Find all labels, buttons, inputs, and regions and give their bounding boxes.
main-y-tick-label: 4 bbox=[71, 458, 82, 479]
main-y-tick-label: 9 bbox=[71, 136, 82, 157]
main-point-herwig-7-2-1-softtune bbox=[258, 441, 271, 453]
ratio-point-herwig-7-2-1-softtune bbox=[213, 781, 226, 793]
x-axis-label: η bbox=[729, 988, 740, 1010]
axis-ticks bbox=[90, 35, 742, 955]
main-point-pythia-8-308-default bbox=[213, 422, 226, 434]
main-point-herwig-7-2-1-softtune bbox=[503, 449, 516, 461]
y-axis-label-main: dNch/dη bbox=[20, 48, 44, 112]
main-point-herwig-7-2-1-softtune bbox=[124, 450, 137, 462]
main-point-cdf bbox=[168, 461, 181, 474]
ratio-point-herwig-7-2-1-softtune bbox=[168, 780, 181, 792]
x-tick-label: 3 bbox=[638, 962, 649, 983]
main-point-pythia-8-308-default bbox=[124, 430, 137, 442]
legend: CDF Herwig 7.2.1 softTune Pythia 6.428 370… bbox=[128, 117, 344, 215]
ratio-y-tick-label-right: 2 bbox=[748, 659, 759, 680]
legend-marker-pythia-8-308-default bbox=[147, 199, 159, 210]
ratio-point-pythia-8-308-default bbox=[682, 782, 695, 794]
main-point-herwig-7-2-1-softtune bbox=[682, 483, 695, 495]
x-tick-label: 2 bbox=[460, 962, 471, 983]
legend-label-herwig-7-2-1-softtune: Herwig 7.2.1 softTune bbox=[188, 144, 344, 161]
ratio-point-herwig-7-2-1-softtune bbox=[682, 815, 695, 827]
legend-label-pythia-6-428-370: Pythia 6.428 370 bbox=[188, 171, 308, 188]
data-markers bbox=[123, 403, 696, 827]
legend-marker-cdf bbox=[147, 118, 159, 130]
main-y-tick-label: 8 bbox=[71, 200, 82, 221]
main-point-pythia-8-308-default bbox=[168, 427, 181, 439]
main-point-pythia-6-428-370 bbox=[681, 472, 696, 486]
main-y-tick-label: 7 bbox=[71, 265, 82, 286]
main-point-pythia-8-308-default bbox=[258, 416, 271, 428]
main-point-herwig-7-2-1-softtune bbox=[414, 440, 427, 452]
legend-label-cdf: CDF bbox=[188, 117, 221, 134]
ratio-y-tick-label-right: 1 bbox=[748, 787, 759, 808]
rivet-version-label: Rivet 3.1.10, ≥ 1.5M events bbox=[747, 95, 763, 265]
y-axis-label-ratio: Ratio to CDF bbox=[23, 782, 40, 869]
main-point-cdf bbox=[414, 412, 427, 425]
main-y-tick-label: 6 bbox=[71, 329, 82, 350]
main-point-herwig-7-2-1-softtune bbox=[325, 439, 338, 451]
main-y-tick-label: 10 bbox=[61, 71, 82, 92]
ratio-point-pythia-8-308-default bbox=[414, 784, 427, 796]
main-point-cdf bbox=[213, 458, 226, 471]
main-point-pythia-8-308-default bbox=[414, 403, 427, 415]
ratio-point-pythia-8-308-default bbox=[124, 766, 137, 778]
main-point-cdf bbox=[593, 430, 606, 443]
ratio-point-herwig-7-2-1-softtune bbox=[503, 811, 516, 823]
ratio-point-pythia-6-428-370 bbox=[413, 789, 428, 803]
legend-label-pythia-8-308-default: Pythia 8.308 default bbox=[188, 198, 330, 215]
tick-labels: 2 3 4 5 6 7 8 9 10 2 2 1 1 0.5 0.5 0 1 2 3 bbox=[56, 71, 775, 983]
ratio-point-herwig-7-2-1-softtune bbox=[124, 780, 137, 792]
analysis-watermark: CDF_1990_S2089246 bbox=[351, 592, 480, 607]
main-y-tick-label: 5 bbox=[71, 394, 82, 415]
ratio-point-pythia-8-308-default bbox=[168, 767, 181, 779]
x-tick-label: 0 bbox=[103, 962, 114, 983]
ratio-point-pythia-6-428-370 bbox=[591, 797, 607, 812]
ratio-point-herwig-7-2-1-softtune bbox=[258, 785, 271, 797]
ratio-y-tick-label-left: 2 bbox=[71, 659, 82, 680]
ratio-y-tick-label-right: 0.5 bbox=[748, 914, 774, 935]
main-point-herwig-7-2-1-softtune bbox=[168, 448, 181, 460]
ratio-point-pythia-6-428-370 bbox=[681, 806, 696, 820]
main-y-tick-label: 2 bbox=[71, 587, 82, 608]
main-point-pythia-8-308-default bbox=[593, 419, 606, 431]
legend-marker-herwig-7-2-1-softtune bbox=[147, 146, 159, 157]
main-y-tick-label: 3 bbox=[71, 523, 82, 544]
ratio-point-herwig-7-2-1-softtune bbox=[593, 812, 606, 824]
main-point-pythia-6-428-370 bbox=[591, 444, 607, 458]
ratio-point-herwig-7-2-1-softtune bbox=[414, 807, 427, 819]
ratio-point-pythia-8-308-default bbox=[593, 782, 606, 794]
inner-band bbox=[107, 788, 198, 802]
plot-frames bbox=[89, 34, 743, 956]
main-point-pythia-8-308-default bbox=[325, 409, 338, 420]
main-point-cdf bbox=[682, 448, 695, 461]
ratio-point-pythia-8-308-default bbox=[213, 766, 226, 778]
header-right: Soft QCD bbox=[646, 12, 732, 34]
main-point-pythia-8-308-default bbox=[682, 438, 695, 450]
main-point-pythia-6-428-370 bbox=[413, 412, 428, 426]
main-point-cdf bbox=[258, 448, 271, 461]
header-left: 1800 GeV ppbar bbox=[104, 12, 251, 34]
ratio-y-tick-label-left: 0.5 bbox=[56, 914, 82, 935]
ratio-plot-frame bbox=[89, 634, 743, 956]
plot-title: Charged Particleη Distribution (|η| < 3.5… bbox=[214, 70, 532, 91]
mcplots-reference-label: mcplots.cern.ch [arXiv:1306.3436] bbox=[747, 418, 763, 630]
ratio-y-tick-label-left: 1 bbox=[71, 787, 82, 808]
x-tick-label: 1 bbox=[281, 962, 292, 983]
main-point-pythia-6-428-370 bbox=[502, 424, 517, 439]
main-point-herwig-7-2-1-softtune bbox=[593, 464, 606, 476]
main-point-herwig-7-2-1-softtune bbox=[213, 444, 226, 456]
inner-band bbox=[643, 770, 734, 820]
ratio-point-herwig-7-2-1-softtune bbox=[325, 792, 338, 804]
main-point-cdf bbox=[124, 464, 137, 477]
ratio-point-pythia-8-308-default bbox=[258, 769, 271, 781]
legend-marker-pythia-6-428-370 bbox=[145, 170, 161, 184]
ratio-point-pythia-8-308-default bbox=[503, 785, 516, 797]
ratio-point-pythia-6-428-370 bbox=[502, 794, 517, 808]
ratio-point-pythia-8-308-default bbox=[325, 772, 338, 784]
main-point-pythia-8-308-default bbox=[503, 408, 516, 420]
--
WHAT YOU WILL DO:
Count the lines in the records above that contain the string "left", treating uppercase and lowercase as different. Reply with the number alone.

RESULT:
4